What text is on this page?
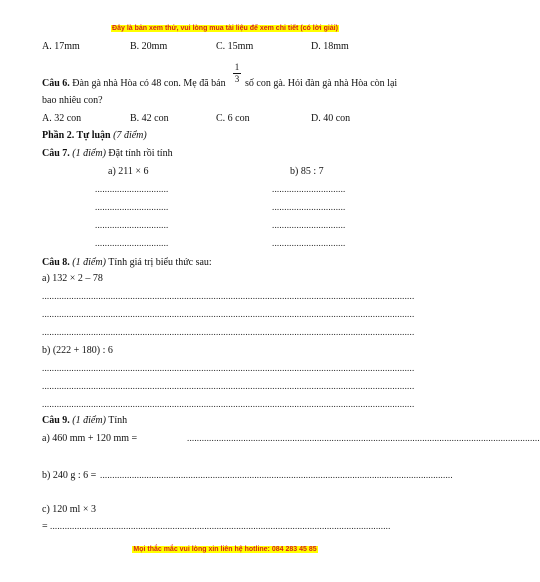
Đây là bản xem thử, vui lòng mua tài liệu để xem chi tiết (có lời giải)
A. 17mm	B. 20mm	C. 15mm	D. 18mm
Câu 6. Đàn gà nhà Hòa có 48 con. Mẹ đã bán
1
3 số con gà. Hỏi đàn gà nhà Hòa còn lại
bao nhiêu con?
A. 32 con	B. 42 con	C. 6 con	D. 40 con
Phần 2. Tự luận (7 điểm)
Câu 7. (1 điểm) Đặt tính rồi tính
a) 211 × 6	b) 85 : 7
..............................	..............................
..............................	..............................
..............................	..............................
..............................	..............................
Câu 8. (1 điểm) Tính giá trị biểu thức sau:
a) 132 × 2 – 78
........................................................................................................................................................
........................................................................................................................................................
........................................................................................................................................................
b) (222 + 180) : 6
........................................................................................................................................................
........................................................................................................................................................
........................................................................................................................................................
Câu 9. (1 điểm) Tính
a) 460 mm + 120 mm =	................................................................................................................................................
b) 240 g : 6 = ................................................................................................................................................
c) 120 ml × 3
= ...........................................................................................................................................
Mọi thắc mắc vui lòng xin liên hệ hotline: 084 283 45 85
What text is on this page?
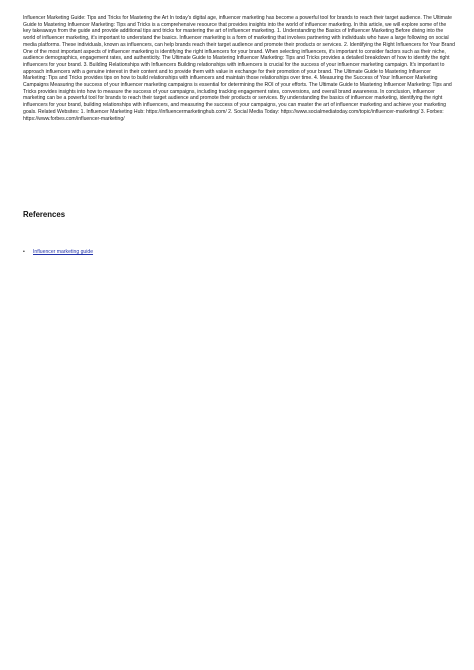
Influencer Marketing Guide: Tips and Tricks for Mastering the Art In today's digital age, influencer marketing has become a powerful tool for brands to reach their target audience. The Ultimate Guide to Mastering Influencer Marketing: Tips and Tricks is a comprehensive resource that provides insights into the world of influencer marketing. In this article, we will explore some of the key takeaways from the guide and provide additional tips and tricks for mastering the art of influencer marketing. 1. Understanding the Basics of Influencer Marketing Before diving into the world of influencer marketing, it's important to understand the basics. Influencer marketing is a form of marketing that involves partnering with individuals who have a large following on social media platforms. These individuals, known as influencers, can help brands reach their target audience and promote their products or services. 2. Identifying the Right Influencers for Your Brand One of the most important aspects of influencer marketing is identifying the right influencers for your brand. When selecting influencers, it's important to consider factors such as their niche, audience demographics, engagement rates, and authenticity. The Ultimate Guide to Mastering Influencer Marketing: Tips and Tricks provides a detailed breakdown of how to identify the right influencers for your brand. 3. Building Relationships with Influencers Building relationships with influencers is crucial for the success of your influencer marketing campaign. It's important to approach influencers with a genuine interest in their content and to provide them with value in exchange for their promotion of your brand. The Ultimate Guide to Mastering Influencer Marketing: Tips and Tricks provides tips on how to build relationships with influencers and maintain those relationships over time. 4. Measuring the Success of Your Influencer Marketing Campaigns Measuring the success of your influencer marketing campaigns is essential for determining the ROI of your efforts. The Ultimate Guide to Mastering Influencer Marketing: Tips and Tricks provides insights into how to measure the success of your campaigns, including tracking engagement rates, conversions, and overall brand awareness. In conclusion, influencer marketing can be a powerful tool for brands to reach their target audience and promote their products or services. By understanding the basics of influencer marketing, identifying the right influencers for your brand, building relationships with influencers, and measuring the success of your campaigns, you can master the art of influencer marketing and achieve your marketing goals. Related Websites: 1. Influencer Marketing Hub: https://influencermarketinghub.com/ 2. Social Media Today: https://www.socialmediatoday.com/topic/influencer-marketing/ 3. Forbes: https://www.forbes.com/influencer-marketing/

References
•	Influencer marketing guide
════════
The task: Can the entries above be repeated exactly, without their pictures?

Reply:
What text is on this page?
Đây là bản xem thử, vui lòng mua tài liệu để xem chi tiết (có lời giải)
A. 17mm	B. 20mm	C. 15mm	D. 18mm
Câu 6. Đàn gà nhà Hòa có 48 con. Mẹ đã bán
1
3 số con gà. Hỏi đàn gà nhà Hòa còn lại
bao nhiêu con?
A. 32 con	B. 42 con	C. 6 con	D. 40 con
Phần 2. Tự luận (7 điểm)
Câu 7. (1 điểm) Đặt tính rồi tính
a) 211 × 6	b) 85 : 7
..............................	..............................
..............................	..............................
..............................	..............................
..............................	..............................
Câu 8. (1 điểm) Tính giá trị biểu thức sau:
a) 132 × 2 – 78
........................................................................................................................................................
........................................................................................................................................................
........................................................................................................................................................
b) (222 + 180) : 6
........................................................................................................................................................
........................................................................................................................................................
........................................................................................................................................................
Câu 9. (1 điểm) Tính
a) 460 mm + 120 mm =	................................................................................................................................................
b) 240 g : 6 = ................................................................................................................................................
c) 120 ml × 3
= ...........................................................................................................................................
Mọi thắc mắc vui lòng xin liên hệ hotline: 084 283 45 85
What text is on this page?
Influencer Marketing Guide: Tips and Tricks for Mastering the Art In today's digital age, influencer marketing has become a powerful tool for brands to reach their target audience. The Ultimate Guide to Mastering Influencer Marketing: Tips and Tricks is a comprehensive resource that provides insights into the world of influencer marketing. In this article, we will explore some of the key takeaways from the guide and provide additional tips and tricks for mastering the art of influencer marketing. 1. Understanding the Basics of Influencer Marketing Before diving into the world of influencer marketing, it's important to understand the basics. Influencer marketing is a form of marketing that involves partnering with individuals who have a large following on social media platforms. These individuals, known as influencers, can help brands reach their target audience and promote their products or services. 2. Identifying the Right Influencers for Your Brand One of the most important aspects of influencer marketing is identifying the right influencers for your brand. When selecting influencers, it's important to consider factors such as their niche, audience demographics, engagement rates, and authenticity. The Ultimate Guide to Mastering Influencer Marketing: Tips and Tricks provides a detailed breakdown of how to identify the right influencers for your brand. 3. Building Relationships with Influencers Building relationships with influencers is crucial for the success of your influencer marketing campaign. It's important to approach influencers with a genuine interest in their content and to provide them with value in exchange for their promotion of your brand. The Ultimate Guide to Mastering Influencer Marketing: Tips and Tricks provides tips on how to build relationships with influencers and maintain those relationships over time. 4. Measuring the Success of Your Influencer Marketing Campaigns Measuring the success of your influencer marketing campaigns is essential for determining the ROI of your efforts. The Ultimate Guide to Mastering Influencer Marketing: Tips and Tricks provides insights into how to measure the success of your campaigns, including tracking engagement rates, conversions, and overall brand awareness. In conclusion, influencer marketing can be a powerful tool for brands to reach their target audience and promote their products or services. By understanding the basics of influencer marketing, identifying the right influencers for your brand, building relationships with influencers, and measuring the success of your campaigns, you can master the art of influencer marketing and achieve your marketing goals. Related Websites: 1. Influencer Marketing Hub: https://influencermarketinghub.com/ 2. Social Media Today: https://www.socialmediatoday.com/topic/influencer-marketing/ 3. Forbes: https://www.forbes.com/influencer-marketing/

References
•	Influencer marketing guide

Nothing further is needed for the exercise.